▸ Objective: Can you return every line of the data below word for word, with nothing changed?

Saved data entries:
----------------------------------------
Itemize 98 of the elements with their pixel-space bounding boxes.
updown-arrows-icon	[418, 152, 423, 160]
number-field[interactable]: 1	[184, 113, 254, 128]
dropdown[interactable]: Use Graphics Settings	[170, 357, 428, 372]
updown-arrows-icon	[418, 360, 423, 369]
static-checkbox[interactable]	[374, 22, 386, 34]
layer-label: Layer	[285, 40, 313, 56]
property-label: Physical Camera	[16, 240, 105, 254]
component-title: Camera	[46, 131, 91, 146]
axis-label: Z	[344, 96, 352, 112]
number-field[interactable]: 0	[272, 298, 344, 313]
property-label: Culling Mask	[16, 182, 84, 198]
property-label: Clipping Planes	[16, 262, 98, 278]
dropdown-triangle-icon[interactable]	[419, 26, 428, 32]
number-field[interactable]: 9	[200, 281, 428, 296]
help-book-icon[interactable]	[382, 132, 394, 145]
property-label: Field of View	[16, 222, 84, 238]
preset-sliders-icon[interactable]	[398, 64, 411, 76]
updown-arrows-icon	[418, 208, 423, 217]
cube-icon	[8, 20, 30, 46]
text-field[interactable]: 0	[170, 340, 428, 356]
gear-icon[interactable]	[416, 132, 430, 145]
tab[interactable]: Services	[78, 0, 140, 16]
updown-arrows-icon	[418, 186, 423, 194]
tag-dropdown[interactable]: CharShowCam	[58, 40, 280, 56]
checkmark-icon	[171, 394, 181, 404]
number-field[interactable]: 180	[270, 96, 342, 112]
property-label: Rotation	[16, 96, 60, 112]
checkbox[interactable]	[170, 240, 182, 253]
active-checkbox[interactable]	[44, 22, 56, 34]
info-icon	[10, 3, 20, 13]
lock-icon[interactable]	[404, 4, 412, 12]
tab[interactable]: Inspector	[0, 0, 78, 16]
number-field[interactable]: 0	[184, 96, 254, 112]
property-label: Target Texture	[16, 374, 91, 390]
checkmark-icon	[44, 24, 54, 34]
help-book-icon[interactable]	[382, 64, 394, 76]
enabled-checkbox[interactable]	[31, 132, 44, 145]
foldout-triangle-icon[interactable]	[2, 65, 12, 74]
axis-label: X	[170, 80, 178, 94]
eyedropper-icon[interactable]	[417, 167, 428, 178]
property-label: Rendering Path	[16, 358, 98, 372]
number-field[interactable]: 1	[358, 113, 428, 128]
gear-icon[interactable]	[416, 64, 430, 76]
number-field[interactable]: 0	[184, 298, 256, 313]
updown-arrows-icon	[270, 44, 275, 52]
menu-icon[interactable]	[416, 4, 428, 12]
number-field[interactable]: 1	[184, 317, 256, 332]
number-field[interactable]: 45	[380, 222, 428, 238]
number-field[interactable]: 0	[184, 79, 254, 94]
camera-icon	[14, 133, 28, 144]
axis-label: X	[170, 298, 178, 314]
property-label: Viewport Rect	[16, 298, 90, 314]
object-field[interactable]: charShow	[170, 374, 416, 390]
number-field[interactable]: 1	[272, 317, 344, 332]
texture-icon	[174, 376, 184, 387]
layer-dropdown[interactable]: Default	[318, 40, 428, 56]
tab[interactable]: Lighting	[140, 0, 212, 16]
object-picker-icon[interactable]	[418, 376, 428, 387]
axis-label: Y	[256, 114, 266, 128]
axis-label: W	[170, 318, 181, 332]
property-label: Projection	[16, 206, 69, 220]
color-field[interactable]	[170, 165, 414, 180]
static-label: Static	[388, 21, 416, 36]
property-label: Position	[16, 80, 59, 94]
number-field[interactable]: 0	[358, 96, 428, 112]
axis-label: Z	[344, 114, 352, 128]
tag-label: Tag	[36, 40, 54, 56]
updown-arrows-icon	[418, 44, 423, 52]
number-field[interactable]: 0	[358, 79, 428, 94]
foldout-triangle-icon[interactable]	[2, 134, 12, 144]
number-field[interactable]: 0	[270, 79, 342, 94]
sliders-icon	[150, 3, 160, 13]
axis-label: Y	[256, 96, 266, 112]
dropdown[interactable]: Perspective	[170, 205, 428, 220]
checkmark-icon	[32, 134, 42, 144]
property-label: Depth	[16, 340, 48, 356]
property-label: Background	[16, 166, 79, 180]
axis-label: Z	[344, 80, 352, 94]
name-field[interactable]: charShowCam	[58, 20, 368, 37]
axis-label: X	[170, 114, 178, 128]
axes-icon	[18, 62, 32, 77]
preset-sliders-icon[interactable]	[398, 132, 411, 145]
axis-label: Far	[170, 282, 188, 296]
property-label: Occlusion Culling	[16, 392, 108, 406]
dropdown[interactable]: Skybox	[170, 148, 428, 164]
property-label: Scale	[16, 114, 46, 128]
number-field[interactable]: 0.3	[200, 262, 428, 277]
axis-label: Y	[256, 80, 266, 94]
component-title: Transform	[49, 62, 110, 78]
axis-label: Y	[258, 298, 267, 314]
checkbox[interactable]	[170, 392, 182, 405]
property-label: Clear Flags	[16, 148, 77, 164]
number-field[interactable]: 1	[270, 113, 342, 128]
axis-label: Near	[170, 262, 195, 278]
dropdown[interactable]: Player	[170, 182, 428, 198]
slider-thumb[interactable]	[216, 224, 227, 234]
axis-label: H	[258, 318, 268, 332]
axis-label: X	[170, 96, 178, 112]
----------------------------------------
▸ Completed exercise:
Itemize 98 of the elements with their pixel-space bounding boxes.
updown-arrows-icon	[418, 152, 423, 160]
number-field[interactable]: 1	[184, 113, 254, 128]
dropdown[interactable]: Use Graphics Settings	[170, 357, 428, 372]
updown-arrows-icon	[418, 360, 423, 369]
static-checkbox[interactable]	[374, 22, 386, 34]
layer-label: Layer	[285, 40, 313, 56]
property-label: Physical Camera	[16, 240, 105, 254]
component-title: Camera	[46, 131, 91, 146]
axis-label: Z	[344, 96, 352, 112]
number-field[interactable]: 0	[272, 298, 344, 313]
property-label: Culling Mask	[16, 182, 84, 198]
property-label: Clipping Planes	[16, 262, 98, 278]
dropdown-triangle-icon[interactable]	[419, 26, 428, 32]
number-field[interactable]: 9	[200, 281, 428, 296]
help-book-icon[interactable]	[382, 132, 394, 145]
property-label: Field of View	[16, 222, 84, 238]
preset-sliders-icon[interactable]	[398, 64, 411, 76]
updown-arrows-icon	[418, 208, 423, 217]
cube-icon	[8, 20, 30, 46]
text-field[interactable]: 0	[170, 340, 428, 356]
gear-icon[interactable]	[416, 132, 430, 145]
tab[interactable]: Services	[78, 0, 140, 16]
updown-arrows-icon	[418, 186, 423, 194]
tag-dropdown[interactable]: CharShowCam	[58, 40, 280, 56]
checkmark-icon	[171, 394, 181, 404]
number-field[interactable]: 180	[270, 96, 342, 112]
property-label: Rotation	[16, 96, 60, 112]
checkbox[interactable]	[170, 240, 182, 253]
active-checkbox[interactable]	[44, 22, 56, 34]
info-icon	[10, 3, 20, 13]
lock-icon[interactable]	[404, 4, 412, 12]
tab[interactable]: Inspector	[0, 0, 78, 16]
number-field[interactable]: 0	[184, 96, 254, 112]
property-label: Target Texture	[16, 374, 91, 390]
checkmark-icon	[44, 24, 54, 34]
help-book-icon[interactable]	[382, 64, 394, 76]
enabled-checkbox[interactable]	[31, 132, 44, 145]
foldout-triangle-icon[interactable]	[2, 65, 12, 74]
axis-label: X	[170, 80, 178, 94]
eyedropper-icon[interactable]	[417, 167, 428, 178]
property-label: Rendering Path	[16, 358, 98, 372]
number-field[interactable]: 1	[358, 113, 428, 128]
gear-icon[interactable]	[416, 64, 430, 76]
number-field[interactable]: 0	[184, 298, 256, 313]
updown-arrows-icon	[270, 44, 275, 52]
menu-icon[interactable]	[416, 4, 428, 12]
number-field[interactable]: 1	[184, 317, 256, 332]
number-field[interactable]: 45	[380, 222, 428, 238]
number-field[interactable]: 0	[184, 79, 254, 94]
camera-icon	[14, 133, 28, 144]
axis-label: X	[170, 298, 178, 314]
property-label: Viewport Rect	[16, 298, 90, 314]
object-field[interactable]: charShow	[170, 374, 416, 390]
number-field[interactable]: 1	[272, 317, 344, 332]
texture-icon	[174, 376, 184, 387]
layer-dropdown[interactable]: Default	[318, 40, 428, 56]
tab[interactable]: Lighting	[140, 0, 212, 16]
object-picker-icon[interactable]	[418, 376, 428, 387]
axis-label: Y	[256, 114, 266, 128]
axis-label: W	[170, 318, 181, 332]
property-label: Projection	[16, 206, 69, 220]
color-field[interactable]	[170, 165, 414, 180]
static-label: Static	[388, 21, 416, 36]
property-label: Position	[16, 80, 59, 94]
number-field[interactable]: 0	[358, 96, 428, 112]
axis-label: Z	[344, 114, 352, 128]
tag-label: Tag	[36, 40, 54, 56]
updown-arrows-icon	[418, 44, 423, 52]
number-field[interactable]: 0	[358, 79, 428, 94]
foldout-triangle-icon[interactable]	[2, 134, 12, 144]
number-field[interactable]: 0	[270, 79, 342, 94]
sliders-icon	[150, 3, 160, 13]
axis-label: Y	[256, 96, 266, 112]
dropdown[interactable]: Perspective	[170, 205, 428, 220]
checkmark-icon	[32, 134, 42, 144]
property-label: Depth	[16, 340, 48, 356]
property-label: Background	[16, 166, 79, 180]
axis-label: Z	[344, 80, 352, 94]
name-field[interactable]: charShowCam	[58, 20, 368, 37]
axis-label: X	[170, 114, 178, 128]
axes-icon	[18, 62, 32, 77]
preset-sliders-icon[interactable]	[398, 132, 411, 145]
axis-label: Far	[170, 282, 188, 296]
property-label: Occlusion Culling	[16, 392, 108, 406]
dropdown[interactable]: Skybox	[170, 148, 428, 164]
property-label: Scale	[16, 114, 46, 128]
number-field[interactable]: 0.3	[200, 262, 428, 277]
axis-label: Y	[256, 80, 266, 94]
component-title: Transform	[49, 62, 110, 78]
axis-label: Y	[258, 298, 267, 314]
checkbox[interactable]	[170, 392, 182, 405]
property-label: Clear Flags	[16, 148, 77, 164]
number-field[interactable]: 1	[270, 113, 342, 128]
axis-label: Near	[170, 262, 195, 278]
dropdown[interactable]: Player	[170, 182, 428, 198]
slider-thumb[interactable]	[216, 224, 227, 234]
axis-label: H	[258, 318, 268, 332]
axis-label: X	[170, 96, 178, 112]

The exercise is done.